Aim
Provide only the number of lines where "results" occurs.

--- BEGIN ---

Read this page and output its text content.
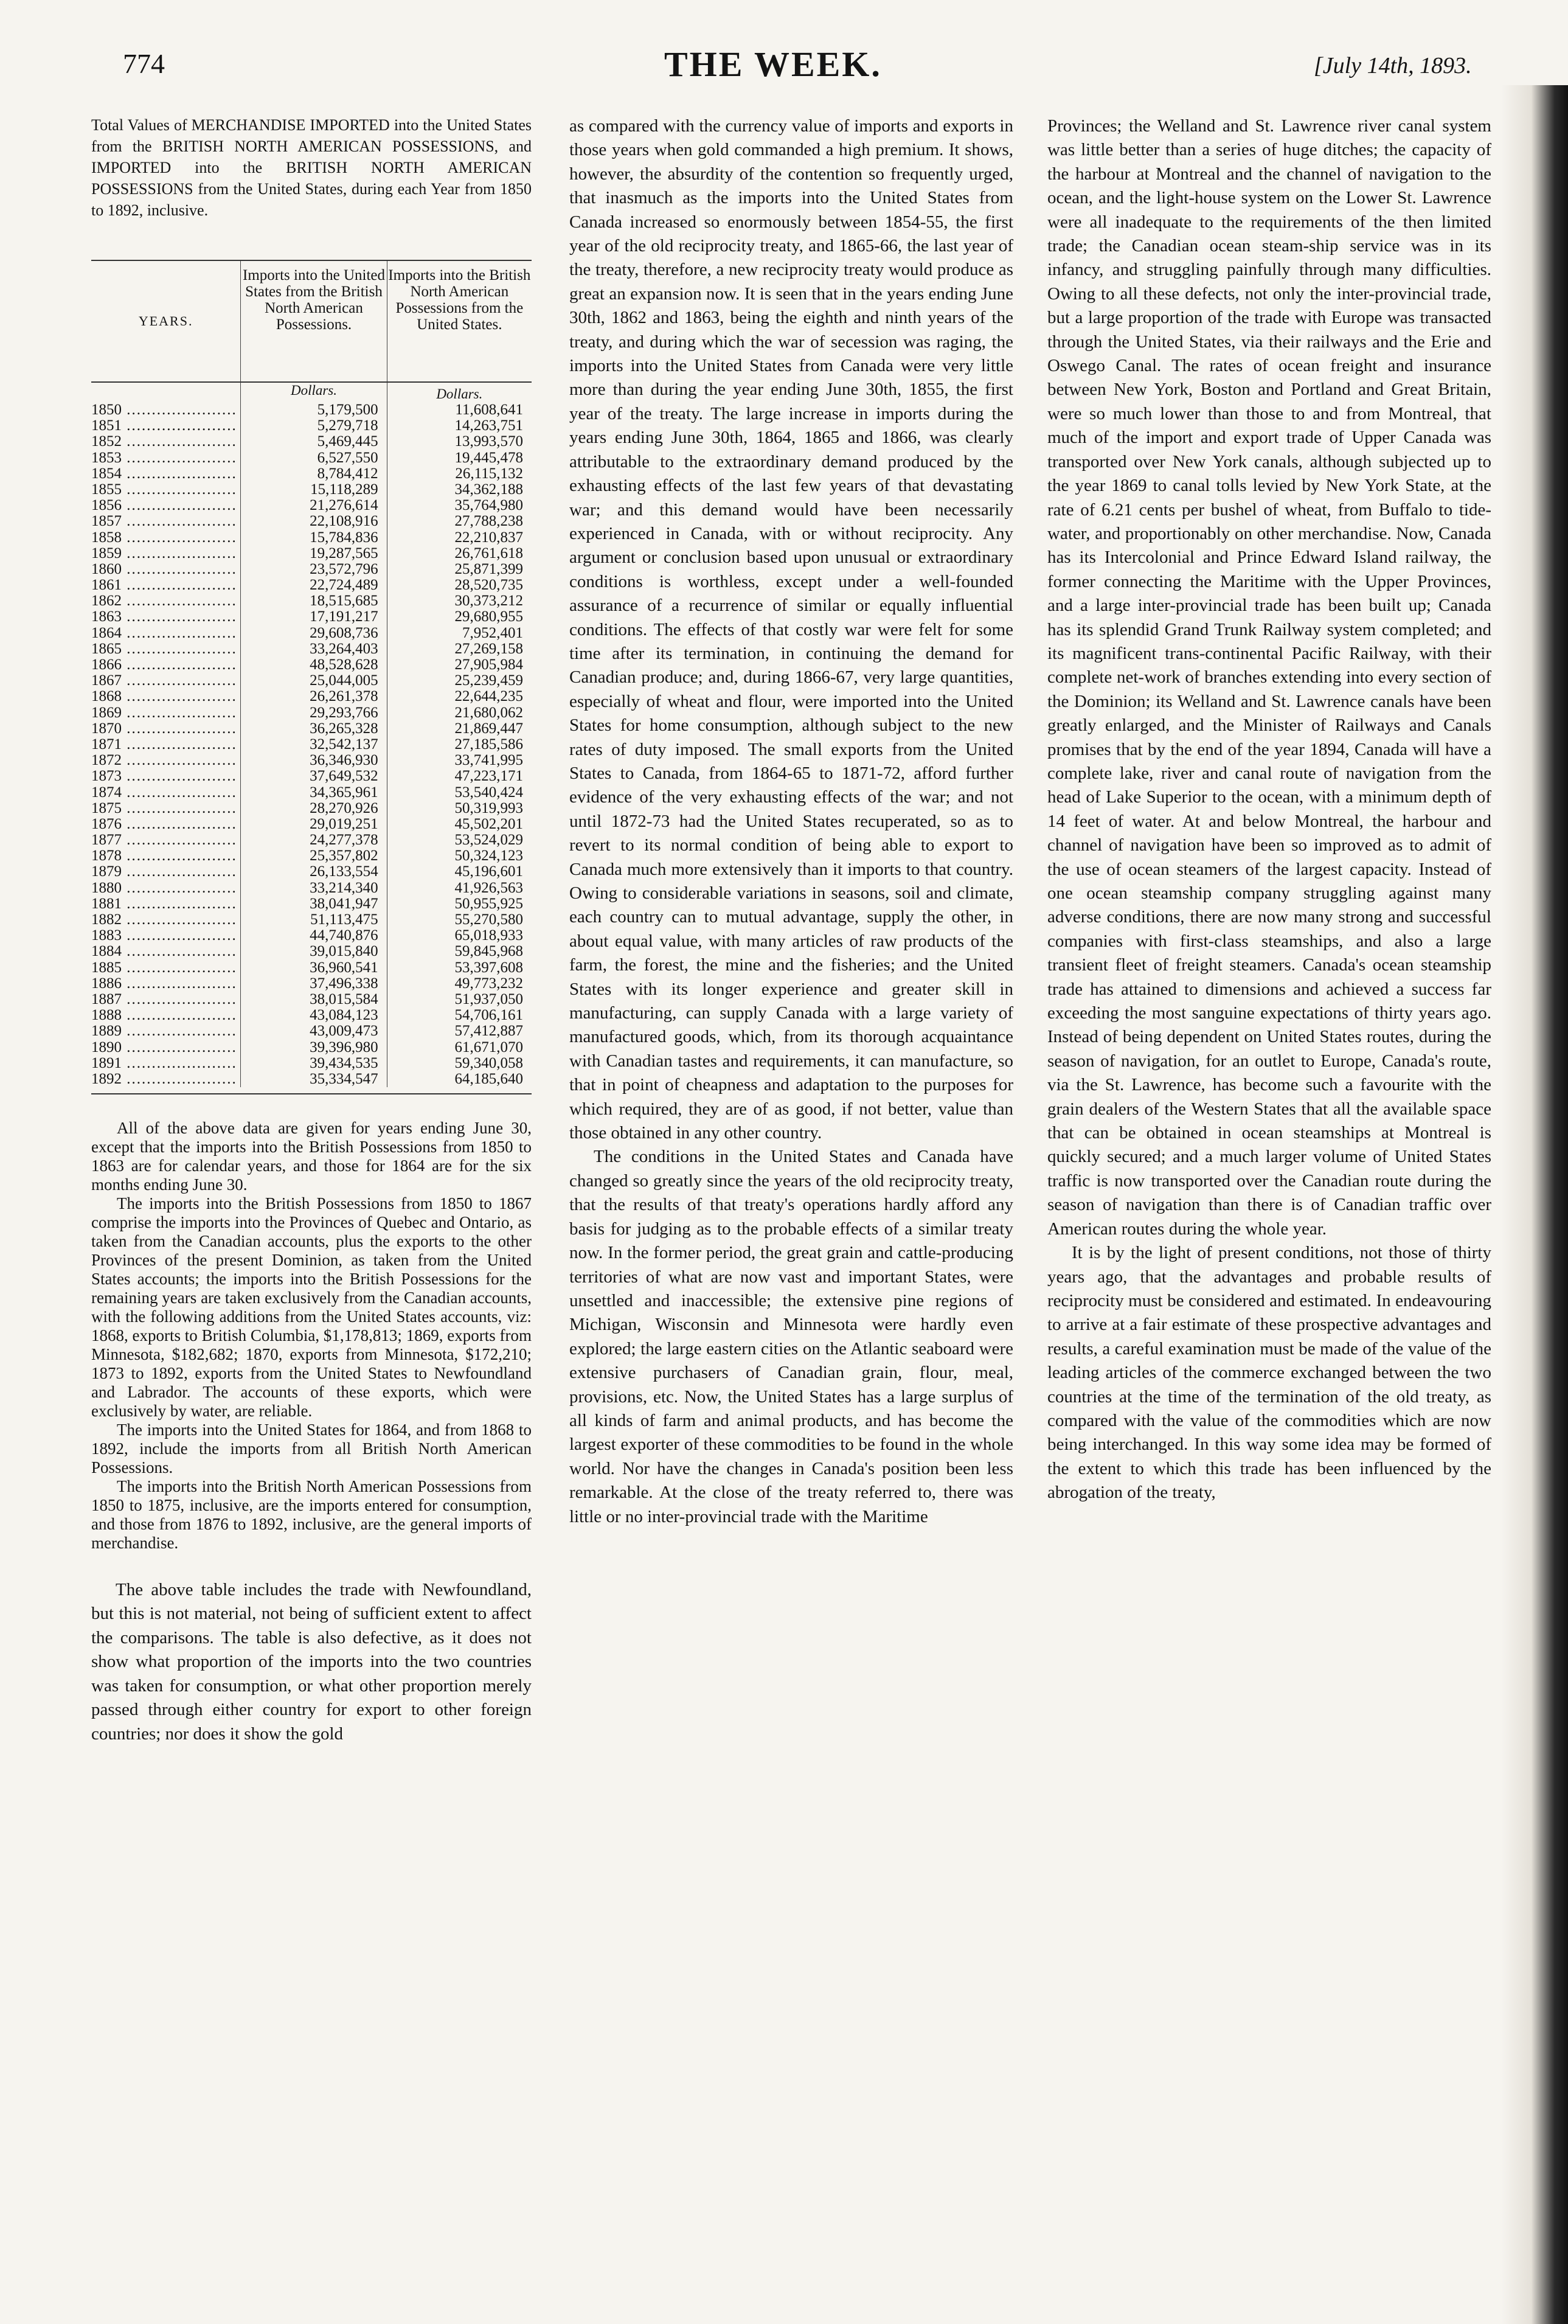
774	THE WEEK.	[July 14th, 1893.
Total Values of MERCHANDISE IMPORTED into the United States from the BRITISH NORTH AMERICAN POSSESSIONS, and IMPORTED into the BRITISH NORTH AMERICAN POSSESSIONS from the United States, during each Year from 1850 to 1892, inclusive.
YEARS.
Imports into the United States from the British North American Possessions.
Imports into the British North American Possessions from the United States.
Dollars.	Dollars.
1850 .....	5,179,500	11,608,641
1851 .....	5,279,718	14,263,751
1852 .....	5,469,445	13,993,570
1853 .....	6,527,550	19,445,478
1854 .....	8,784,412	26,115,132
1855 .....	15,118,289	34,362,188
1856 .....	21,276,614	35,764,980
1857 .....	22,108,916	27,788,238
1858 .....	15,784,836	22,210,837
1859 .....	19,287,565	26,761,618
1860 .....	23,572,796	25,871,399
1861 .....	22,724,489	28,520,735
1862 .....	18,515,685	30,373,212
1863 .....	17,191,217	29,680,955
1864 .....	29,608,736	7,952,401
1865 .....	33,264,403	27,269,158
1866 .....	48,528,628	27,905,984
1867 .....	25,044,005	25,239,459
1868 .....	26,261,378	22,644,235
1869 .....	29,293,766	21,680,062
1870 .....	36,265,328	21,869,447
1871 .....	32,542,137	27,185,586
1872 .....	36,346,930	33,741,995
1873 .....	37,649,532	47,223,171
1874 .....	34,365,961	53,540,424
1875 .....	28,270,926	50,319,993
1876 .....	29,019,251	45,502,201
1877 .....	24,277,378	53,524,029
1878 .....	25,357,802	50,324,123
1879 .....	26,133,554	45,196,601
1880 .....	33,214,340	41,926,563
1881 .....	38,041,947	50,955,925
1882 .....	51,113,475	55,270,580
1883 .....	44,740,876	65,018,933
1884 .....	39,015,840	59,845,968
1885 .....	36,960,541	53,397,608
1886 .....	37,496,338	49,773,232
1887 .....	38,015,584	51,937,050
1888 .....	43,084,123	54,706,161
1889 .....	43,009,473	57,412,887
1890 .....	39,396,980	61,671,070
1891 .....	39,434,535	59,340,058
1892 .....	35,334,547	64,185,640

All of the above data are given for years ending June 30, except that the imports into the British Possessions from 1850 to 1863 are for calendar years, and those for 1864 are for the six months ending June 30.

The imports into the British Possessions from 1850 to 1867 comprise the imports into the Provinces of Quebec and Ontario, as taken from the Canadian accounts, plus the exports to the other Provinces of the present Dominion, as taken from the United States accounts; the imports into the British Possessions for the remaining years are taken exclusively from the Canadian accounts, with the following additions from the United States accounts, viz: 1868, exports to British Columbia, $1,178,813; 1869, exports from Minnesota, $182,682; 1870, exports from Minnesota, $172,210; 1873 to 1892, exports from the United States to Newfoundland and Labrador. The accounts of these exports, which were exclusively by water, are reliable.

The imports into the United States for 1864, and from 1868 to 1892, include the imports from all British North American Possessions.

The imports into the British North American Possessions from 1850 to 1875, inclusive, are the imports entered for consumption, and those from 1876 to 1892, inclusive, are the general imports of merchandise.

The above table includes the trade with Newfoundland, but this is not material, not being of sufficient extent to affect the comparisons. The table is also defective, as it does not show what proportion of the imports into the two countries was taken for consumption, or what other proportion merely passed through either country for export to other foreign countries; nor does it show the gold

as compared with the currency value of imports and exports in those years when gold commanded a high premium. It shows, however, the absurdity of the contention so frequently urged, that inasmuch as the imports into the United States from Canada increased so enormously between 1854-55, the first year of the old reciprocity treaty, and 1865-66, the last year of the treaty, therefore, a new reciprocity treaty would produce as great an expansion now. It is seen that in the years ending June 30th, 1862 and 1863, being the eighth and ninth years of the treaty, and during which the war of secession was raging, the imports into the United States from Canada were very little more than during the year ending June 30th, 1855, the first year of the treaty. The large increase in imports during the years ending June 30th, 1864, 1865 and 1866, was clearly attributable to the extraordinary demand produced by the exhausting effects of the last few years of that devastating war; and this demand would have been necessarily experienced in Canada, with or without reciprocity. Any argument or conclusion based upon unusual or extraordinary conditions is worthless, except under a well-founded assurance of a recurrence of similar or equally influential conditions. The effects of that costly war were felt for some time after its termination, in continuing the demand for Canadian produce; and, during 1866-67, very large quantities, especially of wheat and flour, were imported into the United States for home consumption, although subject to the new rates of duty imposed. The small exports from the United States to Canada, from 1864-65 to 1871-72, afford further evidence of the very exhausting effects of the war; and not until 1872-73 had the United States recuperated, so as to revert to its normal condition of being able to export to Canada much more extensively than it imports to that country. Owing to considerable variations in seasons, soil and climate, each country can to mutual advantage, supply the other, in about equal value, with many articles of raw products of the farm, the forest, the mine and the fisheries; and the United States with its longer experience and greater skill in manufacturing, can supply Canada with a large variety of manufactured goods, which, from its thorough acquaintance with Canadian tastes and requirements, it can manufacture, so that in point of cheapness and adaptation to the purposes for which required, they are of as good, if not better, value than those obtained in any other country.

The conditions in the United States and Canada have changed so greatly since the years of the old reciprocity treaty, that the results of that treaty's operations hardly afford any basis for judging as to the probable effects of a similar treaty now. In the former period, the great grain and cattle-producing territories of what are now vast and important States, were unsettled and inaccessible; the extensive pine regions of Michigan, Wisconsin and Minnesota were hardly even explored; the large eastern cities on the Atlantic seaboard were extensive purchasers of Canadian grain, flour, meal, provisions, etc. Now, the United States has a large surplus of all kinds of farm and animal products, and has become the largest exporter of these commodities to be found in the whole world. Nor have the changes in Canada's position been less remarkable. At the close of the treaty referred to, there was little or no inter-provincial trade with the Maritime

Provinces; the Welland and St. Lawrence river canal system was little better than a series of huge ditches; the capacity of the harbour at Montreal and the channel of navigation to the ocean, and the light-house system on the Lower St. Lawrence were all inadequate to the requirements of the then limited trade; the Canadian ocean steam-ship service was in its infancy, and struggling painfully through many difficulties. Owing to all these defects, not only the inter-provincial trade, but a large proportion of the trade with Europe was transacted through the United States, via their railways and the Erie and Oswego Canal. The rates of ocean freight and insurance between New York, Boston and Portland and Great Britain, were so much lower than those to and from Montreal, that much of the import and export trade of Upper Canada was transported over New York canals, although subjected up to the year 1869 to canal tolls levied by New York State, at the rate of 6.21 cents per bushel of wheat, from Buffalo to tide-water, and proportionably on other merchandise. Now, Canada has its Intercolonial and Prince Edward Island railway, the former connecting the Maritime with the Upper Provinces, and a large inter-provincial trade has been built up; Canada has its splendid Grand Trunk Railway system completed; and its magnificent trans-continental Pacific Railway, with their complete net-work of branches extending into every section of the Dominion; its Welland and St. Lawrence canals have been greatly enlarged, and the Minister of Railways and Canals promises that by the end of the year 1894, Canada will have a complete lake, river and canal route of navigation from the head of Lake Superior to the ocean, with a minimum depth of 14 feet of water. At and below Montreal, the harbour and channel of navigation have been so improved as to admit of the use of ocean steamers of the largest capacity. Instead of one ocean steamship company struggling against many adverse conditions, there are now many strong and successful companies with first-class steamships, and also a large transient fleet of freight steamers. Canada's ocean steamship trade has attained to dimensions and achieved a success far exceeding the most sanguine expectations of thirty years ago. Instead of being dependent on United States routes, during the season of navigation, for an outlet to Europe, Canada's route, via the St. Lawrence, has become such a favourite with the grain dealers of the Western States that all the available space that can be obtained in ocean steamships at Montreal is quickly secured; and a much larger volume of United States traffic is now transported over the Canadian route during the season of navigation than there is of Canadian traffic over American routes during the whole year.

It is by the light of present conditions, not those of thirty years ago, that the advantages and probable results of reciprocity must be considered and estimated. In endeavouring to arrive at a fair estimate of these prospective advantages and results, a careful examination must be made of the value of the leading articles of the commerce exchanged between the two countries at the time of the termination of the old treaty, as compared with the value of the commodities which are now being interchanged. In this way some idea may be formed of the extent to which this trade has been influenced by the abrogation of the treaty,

--- END ---

Right answer
2